[Figure collection entries]

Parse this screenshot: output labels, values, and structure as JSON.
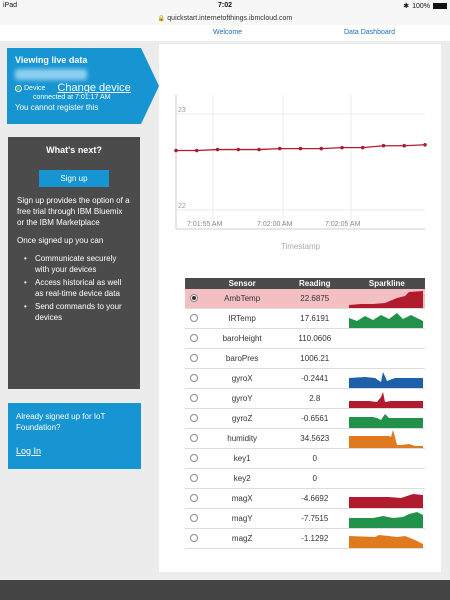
{
  "statusbar": {
    "device": "iPad",
    "time": "7:02",
    "battery": "100%"
  },
  "url": "quickstart.internetofthings.ibmcloud.com",
  "nav": {
    "welcome": "Welcome",
    "dashboard": "Data Dashboard"
  },
  "live": {
    "title": "Viewing live data",
    "device_label": "Device",
    "change_device": "Change device",
    "connected": "connected at 7:01:17 AM",
    "no_register": "You cannot register this"
  },
  "next": {
    "title": "What's next?",
    "signup_label": "Sign up",
    "text1": "Sign up provides the option of a free trial through IBM Bluemix or the IBM Marketplace",
    "text2": "Once signed up you can",
    "items": [
      "Communicate securely with your devices",
      "Access historical as well as real-time device data",
      "Send commands to your devices"
    ]
  },
  "already": {
    "text": "Already signed up for IoT Foundation?",
    "login": "Log In"
  },
  "colors": {
    "accent": "#1795d2",
    "panel_dark": "#4b4b4b",
    "line": "#b01c2e",
    "selected_row": "#f3bfc2"
  },
  "chart_data": {
    "type": "line",
    "x": [
      "7:01:50 AM",
      "7:01:52 AM",
      "7:01:54 AM",
      "7:01:56 AM",
      "7:01:58 AM",
      "7:02:00 AM",
      "7:02:02 AM",
      "7:02:04 AM",
      "7:02:06 AM",
      "7:02:08 AM",
      "7:02:10 AM",
      "7:02:12 AM",
      "7:02:14 AM"
    ],
    "series": [
      {
        "values": [
          22.62,
          22.62,
          22.63,
          22.63,
          22.63,
          22.64,
          22.64,
          22.64,
          22.65,
          22.65,
          22.67,
          22.67,
          22.68
        ]
      }
    ],
    "yticks": [
      "23",
      "22"
    ],
    "xticks": [
      "7:01:55 AM",
      "7:02:00 AM",
      "7:02:05 AM"
    ],
    "xlabel": "Timestamp",
    "ylim": [
      21.8,
      23.2
    ],
    "grid": true
  },
  "table": {
    "headers": [
      "Sensor",
      "Reading",
      "Sparkline"
    ],
    "rows": [
      {
        "sensor": "AmbTemp",
        "reading": "22.6875",
        "selected": true,
        "spark": "ambtemp",
        "color": "#b01c2e"
      },
      {
        "sensor": "IRTemp",
        "reading": "17.6191",
        "selected": false,
        "spark": "irtemp",
        "color": "#22924a"
      },
      {
        "sensor": "baroHeight",
        "reading": "110.0606",
        "selected": false,
        "spark": "none",
        "color": ""
      },
      {
        "sensor": "baroPres",
        "reading": "1006.21",
        "selected": false,
        "spark": "none",
        "color": ""
      },
      {
        "sensor": "gyroX",
        "reading": "-0.2441",
        "selected": false,
        "spark": "gyrox",
        "color": "#1d5fa8"
      },
      {
        "sensor": "gyroY",
        "reading": "2.8",
        "selected": false,
        "spark": "gyroy",
        "color": "#b01c2e"
      },
      {
        "sensor": "gyroZ",
        "reading": "-0.6561",
        "selected": false,
        "spark": "gyroz",
        "color": "#22924a"
      },
      {
        "sensor": "humidity",
        "reading": "34.5623",
        "selected": false,
        "spark": "humidity",
        "color": "#e07a1f"
      },
      {
        "sensor": "key1",
        "reading": "0",
        "selected": false,
        "spark": "none",
        "color": ""
      },
      {
        "sensor": "key2",
        "reading": "0",
        "selected": false,
        "spark": "none",
        "color": ""
      },
      {
        "sensor": "magX",
        "reading": "-4.6692",
        "selected": false,
        "spark": "magx",
        "color": "#b01c2e"
      },
      {
        "sensor": "magY",
        "reading": "-7.7515",
        "selected": false,
        "spark": "magy",
        "color": "#22924a"
      },
      {
        "sensor": "magZ",
        "reading": "-1.1292",
        "selected": false,
        "spark": "magz",
        "color": "#e07a1f"
      }
    ]
  }
}
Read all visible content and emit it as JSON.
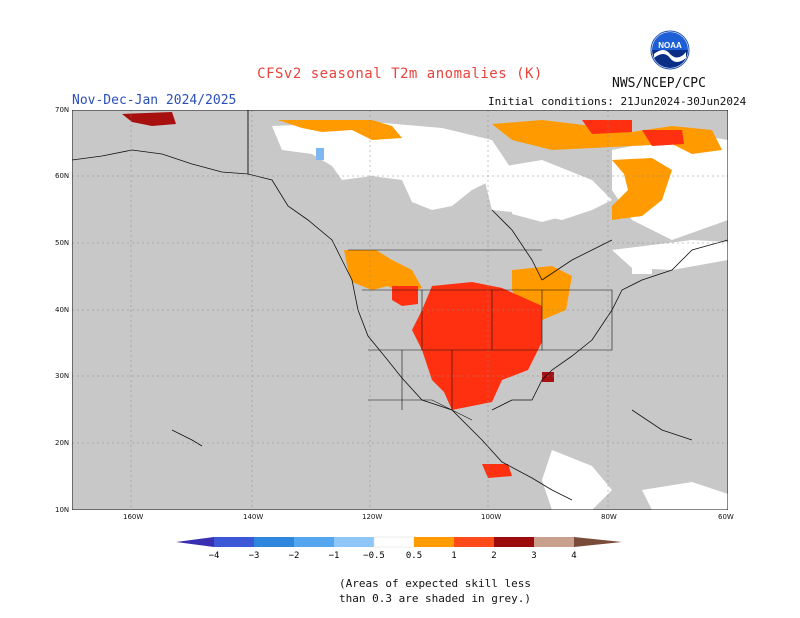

PROBLEM STATEMENT:
Write the lines above out again exactly, without any of their pictures.

RESPONSE:
Parse this screenshot: output labels, values, and structure as JSON.
{
  "statusbar": {
    "device": "iPad",
    "time": "7:02",
    "battery": "100%"
  },
  "url": "quickstart.internetofthings.ibmcloud.com",
  "nav": {
    "welcome": "Welcome",
    "dashboard": "Data Dashboard"
  },
  "live": {
    "title": "Viewing live data",
    "device_label": "Device",
    "change_device": "Change device",
    "connected": "connected at 7:01:17 AM",
    "no_register": "You cannot register this"
  },
  "next": {
    "title": "What's next?",
    "signup_label": "Sign up",
    "text1": "Sign up provides the option of a free trial through IBM Bluemix or the IBM Marketplace",
    "text2": "Once signed up you can",
    "items": [
      "Communicate securely with your devices",
      "Access historical as well as real-time device data",
      "Send commands to your devices"
    ]
  },
  "already": {
    "text": "Already signed up for IoT Foundation?",
    "login": "Log In"
  },
  "colors": {
    "accent": "#1795d2",
    "panel_dark": "#4b4b4b",
    "line": "#b01c2e",
    "selected_row": "#f3bfc2"
  },
  "chart_data": {
    "type": "line",
    "x": [
      "7:01:50 AM",
      "7:01:52 AM",
      "7:01:54 AM",
      "7:01:56 AM",
      "7:01:58 AM",
      "7:02:00 AM",
      "7:02:02 AM",
      "7:02:04 AM",
      "7:02:06 AM",
      "7:02:08 AM",
      "7:02:10 AM",
      "7:02:12 AM",
      "7:02:14 AM"
    ],
    "series": [
      {
        "values": [
          22.62,
          22.62,
          22.63,
          22.63,
          22.63,
          22.64,
          22.64,
          22.64,
          22.65,
          22.65,
          22.67,
          22.67,
          22.68
        ]
      }
    ],
    "yticks": [
      "23",
      "22"
    ],
    "xticks": [
      "7:01:55 AM",
      "7:02:00 AM",
      "7:02:05 AM"
    ],
    "xlabel": "Timestamp",
    "ylim": [
      21.8,
      23.2
    ],
    "grid": true
  },
  "table": {
    "headers": [
      "Sensor",
      "Reading",
      "Sparkline"
    ],
    "rows": [
      {
        "sensor": "AmbTemp",
        "reading": "22.6875",
        "selected": true,
        "spark": "ambtemp",
        "color": "#b01c2e"
      },
      {
        "sensor": "IRTemp",
        "reading": "17.6191",
        "selected": false,
        "spark": "irtemp",
        "color": "#22924a"
      },
      {
        "sensor": "baroHeight",
        "reading": "110.0606",
        "selected": false,
        "spark": "none",
        "color": ""
      },
      {
        "sensor": "baroPres",
        "reading": "1006.21",
        "selected": false,
        "spark": "none",
        "color": ""
      },
      {
        "sensor": "gyroX",
        "reading": "-0.2441",
        "selected": false,
        "spark": "gyrox",
        "color": "#1d5fa8"
      },
      {
        "sensor": "gyroY",
        "reading": "2.8",
        "selected": false,
        "spark": "gyroy",
        "color": "#b01c2e"
      },
      {
        "sensor": "gyroZ",
        "reading": "-0.6561",
        "selected": false,
        "spark": "gyroz",
        "color": "#22924a"
      },
      {
        "sensor": "humidity",
        "reading": "34.5623",
        "selected": false,
        "spark": "humidity",
        "color": "#e07a1f"
      },
      {
        "sensor": "key1",
        "reading": "0",
        "selected": false,
        "spark": "none",
        "color": ""
      },
      {
        "sensor": "key2",
        "reading": "0",
        "selected": false,
        "spark": "none",
        "color": ""
      },
      {
        "sensor": "magX",
        "reading": "-4.6692",
        "selected": false,
        "spark": "magx",
        "color": "#b01c2e"
      },
      {
        "sensor": "magY",
        "reading": "-7.7515",
        "selected": false,
        "spark": "magy",
        "color": "#22924a"
      },
      {
        "sensor": "magZ",
        "reading": "-1.1292",
        "selected": false,
        "spark": "magz",
        "color": "#e07a1f"
      }
    ]
  }
}
Read all visible content and emit it as JSON.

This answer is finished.